**Task to complete**: From the entries below, gather every line containing the string "this".

====== Listed records ======

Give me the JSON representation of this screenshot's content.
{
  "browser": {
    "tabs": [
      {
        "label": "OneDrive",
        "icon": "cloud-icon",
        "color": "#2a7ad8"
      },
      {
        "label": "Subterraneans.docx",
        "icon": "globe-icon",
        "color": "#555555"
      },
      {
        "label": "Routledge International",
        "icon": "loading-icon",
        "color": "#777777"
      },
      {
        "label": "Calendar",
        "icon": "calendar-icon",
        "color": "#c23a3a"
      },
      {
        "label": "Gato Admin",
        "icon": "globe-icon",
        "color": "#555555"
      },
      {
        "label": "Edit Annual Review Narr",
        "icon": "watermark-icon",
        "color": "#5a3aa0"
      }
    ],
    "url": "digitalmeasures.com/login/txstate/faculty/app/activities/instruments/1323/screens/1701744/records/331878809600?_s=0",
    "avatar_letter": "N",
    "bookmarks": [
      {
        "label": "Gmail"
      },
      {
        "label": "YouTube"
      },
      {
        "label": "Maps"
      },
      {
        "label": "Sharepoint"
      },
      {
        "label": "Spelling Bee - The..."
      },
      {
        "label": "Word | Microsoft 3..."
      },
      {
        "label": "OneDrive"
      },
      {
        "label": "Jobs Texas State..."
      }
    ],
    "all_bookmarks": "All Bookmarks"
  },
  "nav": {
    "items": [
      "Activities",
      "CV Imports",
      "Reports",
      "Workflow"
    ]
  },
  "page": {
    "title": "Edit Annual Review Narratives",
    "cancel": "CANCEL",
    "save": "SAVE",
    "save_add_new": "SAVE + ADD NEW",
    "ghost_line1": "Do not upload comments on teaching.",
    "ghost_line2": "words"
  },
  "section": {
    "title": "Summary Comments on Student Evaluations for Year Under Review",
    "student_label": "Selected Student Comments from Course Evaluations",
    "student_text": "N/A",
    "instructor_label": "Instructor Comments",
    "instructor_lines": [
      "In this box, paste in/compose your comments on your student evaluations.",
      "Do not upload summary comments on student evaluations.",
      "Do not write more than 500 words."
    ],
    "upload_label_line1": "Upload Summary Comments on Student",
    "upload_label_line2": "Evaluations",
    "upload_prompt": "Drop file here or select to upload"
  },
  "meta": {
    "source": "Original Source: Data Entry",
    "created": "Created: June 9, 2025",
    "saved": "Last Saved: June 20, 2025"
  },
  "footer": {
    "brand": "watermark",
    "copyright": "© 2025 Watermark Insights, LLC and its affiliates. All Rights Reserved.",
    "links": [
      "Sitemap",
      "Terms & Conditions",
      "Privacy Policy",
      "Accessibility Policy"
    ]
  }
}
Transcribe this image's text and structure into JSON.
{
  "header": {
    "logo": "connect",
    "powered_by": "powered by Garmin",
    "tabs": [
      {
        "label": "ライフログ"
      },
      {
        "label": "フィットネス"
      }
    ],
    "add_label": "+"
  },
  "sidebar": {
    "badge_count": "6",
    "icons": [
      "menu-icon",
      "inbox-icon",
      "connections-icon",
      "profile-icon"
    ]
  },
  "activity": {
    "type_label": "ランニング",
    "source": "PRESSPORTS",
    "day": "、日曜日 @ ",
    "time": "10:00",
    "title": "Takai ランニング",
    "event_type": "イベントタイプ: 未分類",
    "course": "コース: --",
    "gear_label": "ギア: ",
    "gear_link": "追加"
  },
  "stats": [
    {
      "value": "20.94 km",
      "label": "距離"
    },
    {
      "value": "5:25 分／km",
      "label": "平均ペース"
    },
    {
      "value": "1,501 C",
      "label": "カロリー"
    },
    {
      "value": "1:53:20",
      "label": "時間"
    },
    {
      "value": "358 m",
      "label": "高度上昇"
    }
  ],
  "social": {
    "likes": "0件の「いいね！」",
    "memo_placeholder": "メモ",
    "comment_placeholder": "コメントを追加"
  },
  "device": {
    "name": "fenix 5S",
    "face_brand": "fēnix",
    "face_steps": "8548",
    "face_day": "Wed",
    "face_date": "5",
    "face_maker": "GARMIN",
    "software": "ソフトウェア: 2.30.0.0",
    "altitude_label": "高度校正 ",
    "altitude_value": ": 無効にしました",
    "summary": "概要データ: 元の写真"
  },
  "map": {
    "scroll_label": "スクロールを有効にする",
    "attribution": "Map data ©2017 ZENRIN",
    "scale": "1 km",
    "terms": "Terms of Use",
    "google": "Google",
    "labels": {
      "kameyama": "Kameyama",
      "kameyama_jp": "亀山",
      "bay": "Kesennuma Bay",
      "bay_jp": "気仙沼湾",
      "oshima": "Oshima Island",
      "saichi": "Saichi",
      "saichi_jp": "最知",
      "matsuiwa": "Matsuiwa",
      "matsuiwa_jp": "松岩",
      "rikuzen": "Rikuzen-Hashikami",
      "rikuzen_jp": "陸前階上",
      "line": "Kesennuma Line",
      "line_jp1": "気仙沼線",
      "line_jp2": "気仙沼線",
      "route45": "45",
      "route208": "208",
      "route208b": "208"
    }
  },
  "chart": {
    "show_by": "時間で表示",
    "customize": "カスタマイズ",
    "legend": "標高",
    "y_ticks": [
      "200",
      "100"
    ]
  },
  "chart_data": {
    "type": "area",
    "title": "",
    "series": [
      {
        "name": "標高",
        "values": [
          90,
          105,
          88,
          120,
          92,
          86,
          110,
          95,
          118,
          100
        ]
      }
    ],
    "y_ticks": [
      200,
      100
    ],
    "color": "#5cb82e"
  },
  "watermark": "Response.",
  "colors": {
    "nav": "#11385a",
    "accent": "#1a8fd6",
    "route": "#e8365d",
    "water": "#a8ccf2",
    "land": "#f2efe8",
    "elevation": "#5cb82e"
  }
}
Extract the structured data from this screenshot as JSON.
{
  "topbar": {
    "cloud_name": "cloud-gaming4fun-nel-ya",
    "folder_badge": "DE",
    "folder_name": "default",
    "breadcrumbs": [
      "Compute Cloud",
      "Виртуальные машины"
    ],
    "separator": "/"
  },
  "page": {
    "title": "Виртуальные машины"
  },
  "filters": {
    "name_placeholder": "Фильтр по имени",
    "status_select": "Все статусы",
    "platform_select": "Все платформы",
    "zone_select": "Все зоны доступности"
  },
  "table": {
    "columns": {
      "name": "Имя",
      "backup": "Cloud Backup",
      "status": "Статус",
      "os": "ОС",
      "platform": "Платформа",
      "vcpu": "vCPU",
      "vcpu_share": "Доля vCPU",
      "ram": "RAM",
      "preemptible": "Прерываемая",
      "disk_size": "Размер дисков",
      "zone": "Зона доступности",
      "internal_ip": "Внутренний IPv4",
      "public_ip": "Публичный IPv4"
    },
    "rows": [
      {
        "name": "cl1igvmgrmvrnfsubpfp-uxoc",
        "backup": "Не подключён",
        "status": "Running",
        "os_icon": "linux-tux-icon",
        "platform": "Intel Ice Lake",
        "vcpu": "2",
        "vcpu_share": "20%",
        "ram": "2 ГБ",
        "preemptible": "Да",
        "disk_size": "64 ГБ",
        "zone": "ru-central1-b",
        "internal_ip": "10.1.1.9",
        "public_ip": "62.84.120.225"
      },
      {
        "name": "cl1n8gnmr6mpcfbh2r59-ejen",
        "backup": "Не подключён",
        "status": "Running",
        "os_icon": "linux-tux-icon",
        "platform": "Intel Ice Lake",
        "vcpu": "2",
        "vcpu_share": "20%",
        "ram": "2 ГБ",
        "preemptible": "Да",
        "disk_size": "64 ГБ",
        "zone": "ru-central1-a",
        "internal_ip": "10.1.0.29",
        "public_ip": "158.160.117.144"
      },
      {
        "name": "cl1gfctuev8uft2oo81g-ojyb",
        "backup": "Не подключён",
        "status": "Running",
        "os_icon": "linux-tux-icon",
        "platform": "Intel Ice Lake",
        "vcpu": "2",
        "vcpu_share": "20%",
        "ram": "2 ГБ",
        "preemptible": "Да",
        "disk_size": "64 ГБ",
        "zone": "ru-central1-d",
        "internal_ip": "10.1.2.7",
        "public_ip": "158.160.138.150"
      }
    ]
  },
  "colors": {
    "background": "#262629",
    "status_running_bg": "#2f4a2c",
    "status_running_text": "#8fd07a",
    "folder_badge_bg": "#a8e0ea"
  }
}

======

**Task result**:
Give me the JSON representation of this screenshot's content.
      "In this box, paste in/compose your comments on your student evaluations.",
Transcribe this image's text and structure into JSON.
Extract the structured data from this screenshot as JSON.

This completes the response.